• Items from a figure collection:
###

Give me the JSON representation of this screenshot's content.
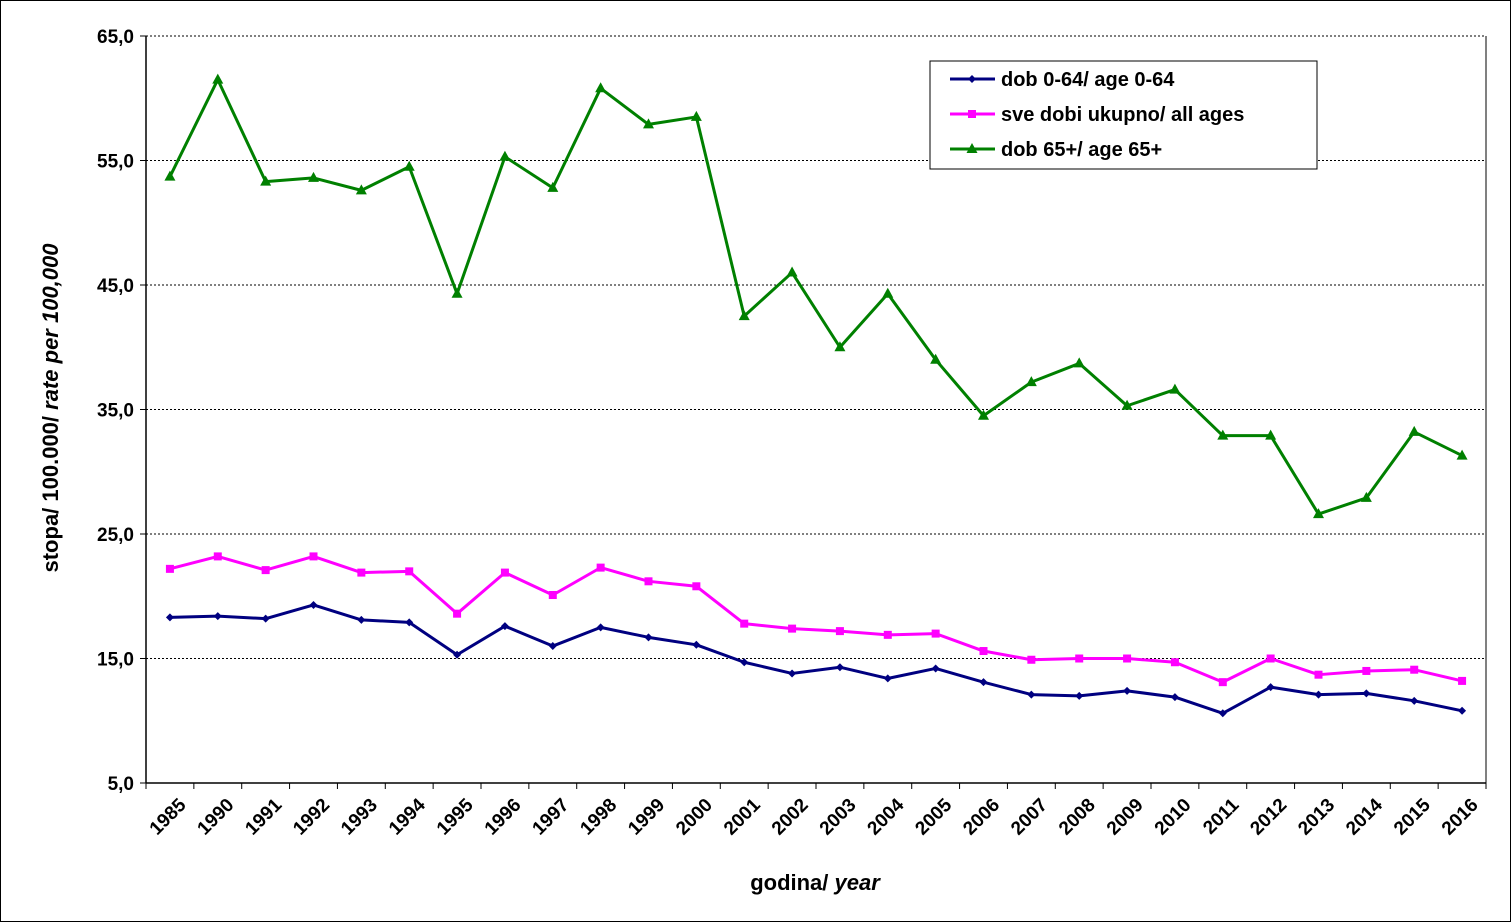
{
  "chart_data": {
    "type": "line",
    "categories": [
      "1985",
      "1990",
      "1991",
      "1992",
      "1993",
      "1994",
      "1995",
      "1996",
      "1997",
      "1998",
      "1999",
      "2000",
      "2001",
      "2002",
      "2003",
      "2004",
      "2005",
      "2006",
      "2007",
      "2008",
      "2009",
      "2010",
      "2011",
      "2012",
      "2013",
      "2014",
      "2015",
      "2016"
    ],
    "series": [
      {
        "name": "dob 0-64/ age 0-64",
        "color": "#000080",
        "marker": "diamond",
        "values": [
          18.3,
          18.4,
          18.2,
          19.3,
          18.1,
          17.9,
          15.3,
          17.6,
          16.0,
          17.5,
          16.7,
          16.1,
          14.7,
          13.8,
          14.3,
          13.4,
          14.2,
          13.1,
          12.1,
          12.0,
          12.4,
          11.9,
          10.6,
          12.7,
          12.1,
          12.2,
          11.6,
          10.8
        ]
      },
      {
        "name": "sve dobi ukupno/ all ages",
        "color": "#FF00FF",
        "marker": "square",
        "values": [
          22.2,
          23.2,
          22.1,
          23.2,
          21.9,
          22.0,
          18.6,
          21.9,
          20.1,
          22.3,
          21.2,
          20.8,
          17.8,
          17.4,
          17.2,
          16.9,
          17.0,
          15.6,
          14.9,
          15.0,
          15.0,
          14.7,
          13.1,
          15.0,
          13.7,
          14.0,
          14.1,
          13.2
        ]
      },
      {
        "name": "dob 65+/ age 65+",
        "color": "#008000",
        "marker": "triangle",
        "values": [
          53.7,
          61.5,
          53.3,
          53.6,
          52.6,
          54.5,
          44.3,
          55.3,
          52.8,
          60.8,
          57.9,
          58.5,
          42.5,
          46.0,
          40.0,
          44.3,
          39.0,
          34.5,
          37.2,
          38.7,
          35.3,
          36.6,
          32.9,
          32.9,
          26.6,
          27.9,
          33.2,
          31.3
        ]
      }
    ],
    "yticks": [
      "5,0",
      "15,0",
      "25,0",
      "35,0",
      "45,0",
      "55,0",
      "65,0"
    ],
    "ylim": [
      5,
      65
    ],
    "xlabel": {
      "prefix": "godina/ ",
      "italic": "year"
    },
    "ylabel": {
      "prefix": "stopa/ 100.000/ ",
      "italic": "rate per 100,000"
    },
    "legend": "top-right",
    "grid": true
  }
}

###

• Your instructions:
Transcribe the whole listing, character for character, but not its images.

• Response for this exercise:
Give me the JSON representation of this screenshot's content.
{
  "chart_data": {
    "type": "line",
    "categories": [
      "1985",
      "1990",
      "1991",
      "1992",
      "1993",
      "1994",
      "1995",
      "1996",
      "1997",
      "1998",
      "1999",
      "2000",
      "2001",
      "2002",
      "2003",
      "2004",
      "2005",
      "2006",
      "2007",
      "2008",
      "2009",
      "2010",
      "2011",
      "2012",
      "2013",
      "2014",
      "2015",
      "2016"
    ],
    "series": [
      {
        "name": "dob 0-64/ age 0-64",
        "color": "#000080",
        "marker": "diamond",
        "values": [
          18.3,
          18.4,
          18.2,
          19.3,
          18.1,
          17.9,
          15.3,
          17.6,
          16.0,
          17.5,
          16.7,
          16.1,
          14.7,
          13.8,
          14.3,
          13.4,
          14.2,
          13.1,
          12.1,
          12.0,
          12.4,
          11.9,
          10.6,
          12.7,
          12.1,
          12.2,
          11.6,
          10.8
        ]
      },
      {
        "name": "sve dobi ukupno/ all ages",
        "color": "#FF00FF",
        "marker": "square",
        "values": [
          22.2,
          23.2,
          22.1,
          23.2,
          21.9,
          22.0,
          18.6,
          21.9,
          20.1,
          22.3,
          21.2,
          20.8,
          17.8,
          17.4,
          17.2,
          16.9,
          17.0,
          15.6,
          14.9,
          15.0,
          15.0,
          14.7,
          13.1,
          15.0,
          13.7,
          14.0,
          14.1,
          13.2
        ]
      },
      {
        "name": "dob 65+/ age 65+",
        "color": "#008000",
        "marker": "triangle",
        "values": [
          53.7,
          61.5,
          53.3,
          53.6,
          52.6,
          54.5,
          44.3,
          55.3,
          52.8,
          60.8,
          57.9,
          58.5,
          42.5,
          46.0,
          40.0,
          44.3,
          39.0,
          34.5,
          37.2,
          38.7,
          35.3,
          36.6,
          32.9,
          32.9,
          26.6,
          27.9,
          33.2,
          31.3
        ]
      }
    ],
    "yticks": [
      "5,0",
      "15,0",
      "25,0",
      "35,0",
      "45,0",
      "55,0",
      "65,0"
    ],
    "ylim": [
      5,
      65
    ],
    "xlabel": {
      "prefix": "godina/ ",
      "italic": "year"
    },
    "ylabel": {
      "prefix": "stopa/ 100.000/ ",
      "italic": "rate per 100,000"
    },
    "legend": "top-right",
    "grid": true
  }
}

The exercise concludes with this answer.